[Records excerpted from a collection]
————

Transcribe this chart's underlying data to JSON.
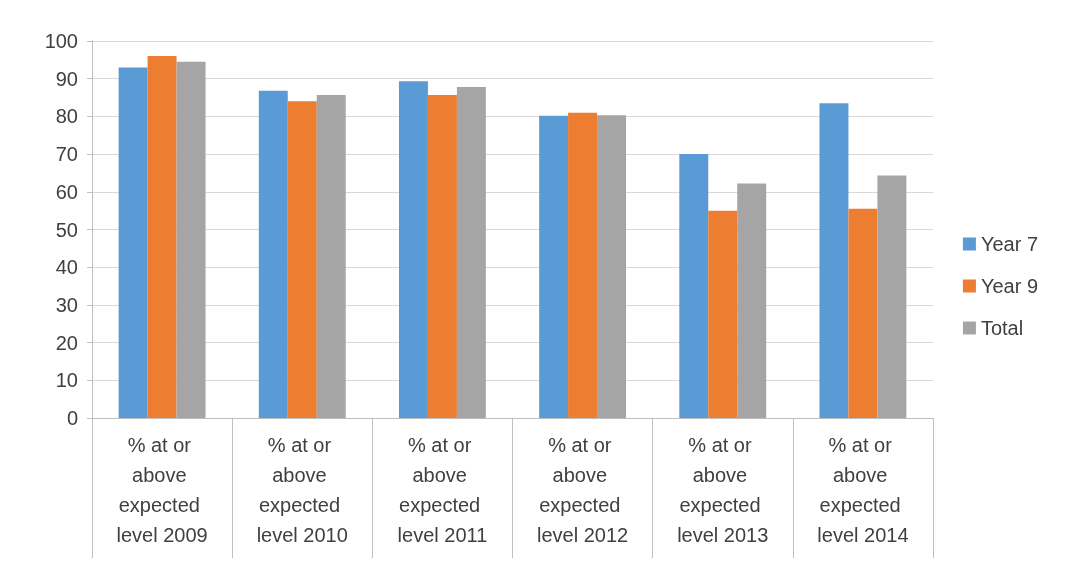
{
  "chart_data": {
    "type": "bar",
    "categories": [
      "% at or above expected level 2009",
      "% at or above expected level 2010",
      "% at or above expected level 2011",
      "% at or above expected level 2012",
      "% at or above expected level 2013",
      "% at or above expected level 2014"
    ],
    "series": [
      {
        "name": "Year 7",
        "color": "#5b9bd5",
        "values": [
          93,
          86.8,
          89.3,
          80.2,
          70,
          83.5
        ]
      },
      {
        "name": "Year 9",
        "color": "#ed7d31",
        "values": [
          96,
          84,
          85.7,
          81,
          55,
          55.5
        ]
      },
      {
        "name": "Total",
        "color": "#a5a5a5",
        "values": [
          94.5,
          85.7,
          87.8,
          80.3,
          62.2,
          64.3
        ]
      }
    ],
    "ylim": [
      0,
      100
    ],
    "yticks": [
      0,
      10,
      20,
      30,
      40,
      50,
      60,
      70,
      80,
      90,
      100
    ],
    "grid": "y",
    "legend": "right"
  }
}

————

# TASK OBJECTIVE
Output, exactly, all the records above; include no pictures.

# SOLVED EXERCISE
Transcribe this chart's underlying data to JSON.
{
  "chart_data": {
    "type": "bar",
    "categories": [
      "% at or above expected level 2009",
      "% at or above expected level 2010",
      "% at or above expected level 2011",
      "% at or above expected level 2012",
      "% at or above expected level 2013",
      "% at or above expected level 2014"
    ],
    "series": [
      {
        "name": "Year 7",
        "color": "#5b9bd5",
        "values": [
          93,
          86.8,
          89.3,
          80.2,
          70,
          83.5
        ]
      },
      {
        "name": "Year 9",
        "color": "#ed7d31",
        "values": [
          96,
          84,
          85.7,
          81,
          55,
          55.5
        ]
      },
      {
        "name": "Total",
        "color": "#a5a5a5",
        "values": [
          94.5,
          85.7,
          87.8,
          80.3,
          62.2,
          64.3
        ]
      }
    ],
    "ylim": [
      0,
      100
    ],
    "yticks": [
      0,
      10,
      20,
      30,
      40,
      50,
      60,
      70,
      80,
      90,
      100
    ],
    "grid": "y",
    "legend": "right"
  }
}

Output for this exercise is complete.